- _Aim of the task_
Write out all lines holding the word "butylated".

━━━ Extracted data

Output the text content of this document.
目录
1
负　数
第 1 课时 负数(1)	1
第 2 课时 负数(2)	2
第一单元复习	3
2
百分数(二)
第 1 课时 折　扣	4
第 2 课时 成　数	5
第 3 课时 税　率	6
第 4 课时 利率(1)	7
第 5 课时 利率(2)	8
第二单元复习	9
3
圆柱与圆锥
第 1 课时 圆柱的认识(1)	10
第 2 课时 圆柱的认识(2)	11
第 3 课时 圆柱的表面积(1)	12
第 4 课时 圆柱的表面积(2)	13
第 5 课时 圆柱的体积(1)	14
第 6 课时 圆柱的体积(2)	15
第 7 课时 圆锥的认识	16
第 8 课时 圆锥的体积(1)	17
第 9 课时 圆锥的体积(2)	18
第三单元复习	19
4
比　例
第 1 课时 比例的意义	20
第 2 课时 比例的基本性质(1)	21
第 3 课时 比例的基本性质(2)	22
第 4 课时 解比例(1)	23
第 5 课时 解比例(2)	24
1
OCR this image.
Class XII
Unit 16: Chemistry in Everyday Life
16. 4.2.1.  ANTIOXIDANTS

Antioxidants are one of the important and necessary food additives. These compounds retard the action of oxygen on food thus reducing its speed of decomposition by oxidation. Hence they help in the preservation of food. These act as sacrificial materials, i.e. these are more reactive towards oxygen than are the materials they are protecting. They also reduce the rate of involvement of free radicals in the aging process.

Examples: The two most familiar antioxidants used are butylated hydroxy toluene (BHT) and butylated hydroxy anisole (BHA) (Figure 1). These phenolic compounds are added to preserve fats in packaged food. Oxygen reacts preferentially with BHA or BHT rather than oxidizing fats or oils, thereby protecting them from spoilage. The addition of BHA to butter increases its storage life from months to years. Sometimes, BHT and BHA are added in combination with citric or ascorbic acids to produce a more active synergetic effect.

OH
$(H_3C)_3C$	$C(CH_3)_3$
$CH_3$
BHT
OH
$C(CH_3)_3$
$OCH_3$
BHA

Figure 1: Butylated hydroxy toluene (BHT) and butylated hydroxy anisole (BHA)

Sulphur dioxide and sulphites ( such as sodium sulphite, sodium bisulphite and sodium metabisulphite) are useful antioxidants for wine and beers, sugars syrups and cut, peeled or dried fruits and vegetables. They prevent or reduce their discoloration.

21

━━━━━━

- _Worked solution_
Examples: The two most familiar antioxidants used are butylated hydroxy toluene (BHT) and butylated hydroxy anisole (BHA) (Figure 1). These phenolic compounds are added to preserve fats in packaged food. Oxygen reacts preferentially with BHA or BHT rather than oxidizing fats or oils, thereby protecting them from spoilage. The addition of BHA to butter increases its storage life from months to years. Sometimes, BHT and BHA are added in combination with citric or ascorbic acids to produce a more active synergetic effect.
Figure 1: Butylated hydroxy toluene (BHT) and butylated hydroxy anisole (BHA)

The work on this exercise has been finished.